Could you output each line of the data that follows exactly?

- Records provided -
[START]

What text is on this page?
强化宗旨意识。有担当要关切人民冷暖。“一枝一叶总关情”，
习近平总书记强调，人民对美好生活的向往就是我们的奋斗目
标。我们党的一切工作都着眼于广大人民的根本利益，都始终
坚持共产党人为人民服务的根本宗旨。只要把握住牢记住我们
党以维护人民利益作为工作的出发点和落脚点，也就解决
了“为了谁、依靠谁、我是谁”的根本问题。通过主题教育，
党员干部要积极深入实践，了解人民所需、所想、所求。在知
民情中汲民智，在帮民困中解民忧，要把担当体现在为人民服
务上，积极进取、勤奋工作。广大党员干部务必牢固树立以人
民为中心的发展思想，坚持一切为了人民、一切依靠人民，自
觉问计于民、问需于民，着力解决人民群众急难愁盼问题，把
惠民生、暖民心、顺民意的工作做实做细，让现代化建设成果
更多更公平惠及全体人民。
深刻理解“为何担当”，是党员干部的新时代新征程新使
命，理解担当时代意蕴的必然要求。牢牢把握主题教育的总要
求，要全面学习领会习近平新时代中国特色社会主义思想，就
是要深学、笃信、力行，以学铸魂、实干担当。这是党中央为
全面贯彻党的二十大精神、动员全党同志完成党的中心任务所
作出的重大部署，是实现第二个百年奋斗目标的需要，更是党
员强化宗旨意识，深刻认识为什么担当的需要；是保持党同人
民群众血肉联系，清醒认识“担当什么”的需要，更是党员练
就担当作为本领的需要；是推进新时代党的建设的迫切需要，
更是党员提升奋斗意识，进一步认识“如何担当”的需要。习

[END]

- Output for this task -
What text is on this page?
强化宗旨意识。有担当要关切人民冷暖。“一枝一叶总关情”，
习近平总书记强调，人民对美好生活的向往就是我们的奋斗目
标。我们党的一切工作都着眼于广大人民的根本利益，都始终
坚持共产党人为人民服务的根本宗旨。只要把握住牢记住我们
党以维护人民利益作为工作的出发点和落脚点，也就解决
了“为了谁、依靠谁、我是谁”的根本问题。通过主题教育，
党员干部要积极深入实践，了解人民所需、所想、所求。在知
民情中汲民智，在帮民困中解民忧，要把担当体现在为人民服
务上，积极进取、勤奋工作。广大党员干部务必牢固树立以人
民为中心的发展思想，坚持一切为了人民、一切依靠人民，自
觉问计于民、问需于民，着力解决人民群众急难愁盼问题，把
惠民生、暖民心、顺民意的工作做实做细，让现代化建设成果
更多更公平惠及全体人民。
深刻理解“为何担当”，是党员干部的新时代新征程新使
命，理解担当时代意蕴的必然要求。牢牢把握主题教育的总要
求，要全面学习领会习近平新时代中国特色社会主义思想，就
是要深学、笃信、力行，以学铸魂、实干担当。这是党中央为
全面贯彻党的二十大精神、动员全党同志完成党的中心任务所
作出的重大部署，是实现第二个百年奋斗目标的需要，更是党
员强化宗旨意识，深刻认识为什么担当的需要；是保持党同人
民群众血肉联系，清醒认识“担当什么”的需要，更是党员练
就担当作为本领的需要；是推进新时代党的建设的迫切需要，
更是党员提升奋斗意识，进一步认识“如何担当”的需要。习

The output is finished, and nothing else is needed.